* _Extracted entries_
..........

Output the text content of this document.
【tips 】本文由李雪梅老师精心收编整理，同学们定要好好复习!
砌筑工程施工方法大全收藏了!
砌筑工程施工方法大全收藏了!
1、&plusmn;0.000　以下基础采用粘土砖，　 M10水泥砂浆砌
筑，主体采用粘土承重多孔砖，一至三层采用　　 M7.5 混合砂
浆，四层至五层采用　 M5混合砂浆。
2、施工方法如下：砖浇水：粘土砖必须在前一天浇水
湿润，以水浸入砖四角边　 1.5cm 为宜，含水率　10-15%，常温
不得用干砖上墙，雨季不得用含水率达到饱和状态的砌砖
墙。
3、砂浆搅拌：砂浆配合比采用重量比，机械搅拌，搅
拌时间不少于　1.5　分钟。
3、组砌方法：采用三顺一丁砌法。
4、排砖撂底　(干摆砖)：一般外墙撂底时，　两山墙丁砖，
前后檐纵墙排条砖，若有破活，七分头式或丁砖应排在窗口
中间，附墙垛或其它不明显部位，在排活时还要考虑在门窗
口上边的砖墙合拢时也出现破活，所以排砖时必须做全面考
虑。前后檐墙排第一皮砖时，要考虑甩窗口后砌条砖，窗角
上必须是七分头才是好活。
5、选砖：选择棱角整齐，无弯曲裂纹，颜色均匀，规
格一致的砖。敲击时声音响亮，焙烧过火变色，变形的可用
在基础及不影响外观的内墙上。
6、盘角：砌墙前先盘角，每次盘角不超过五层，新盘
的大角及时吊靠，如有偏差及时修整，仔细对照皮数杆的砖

..........

* _Problem to work on_
Reproduce all of the material above word for word.

* _Solution to the problem_
Output the text content of this document.
【tips 】本文由李雪梅老师精心收编整理，同学们定要好好复习!
砌筑工程施工方法大全收藏了!
砌筑工程施工方法大全收藏了!
1、&plusmn;0.000　以下基础采用粘土砖，　 M10水泥砂浆砌
筑，主体采用粘土承重多孔砖，一至三层采用　　 M7.5 混合砂
浆，四层至五层采用　 M5混合砂浆。
2、施工方法如下：砖浇水：粘土砖必须在前一天浇水
湿润，以水浸入砖四角边　 1.5cm 为宜，含水率　10-15%，常温
不得用干砖上墙，雨季不得用含水率达到饱和状态的砌砖
墙。
3、砂浆搅拌：砂浆配合比采用重量比，机械搅拌，搅
拌时间不少于　1.5　分钟。
3、组砌方法：采用三顺一丁砌法。
4、排砖撂底　(干摆砖)：一般外墙撂底时，　两山墙丁砖，
前后檐纵墙排条砖，若有破活，七分头式或丁砖应排在窗口
中间，附墙垛或其它不明显部位，在排活时还要考虑在门窗
口上边的砖墙合拢时也出现破活，所以排砖时必须做全面考
虑。前后檐墙排第一皮砖时，要考虑甩窗口后砌条砖，窗角
上必须是七分头才是好活。
5、选砖：选择棱角整齐，无弯曲裂纹，颜色均匀，规
格一致的砖。敲击时声音响亮，焙烧过火变色，变形的可用
在基础及不影响外观的内墙上。
6、盘角：砌墙前先盘角，每次盘角不超过五层，新盘
的大角及时吊靠，如有偏差及时修整，仔细对照皮数杆的砖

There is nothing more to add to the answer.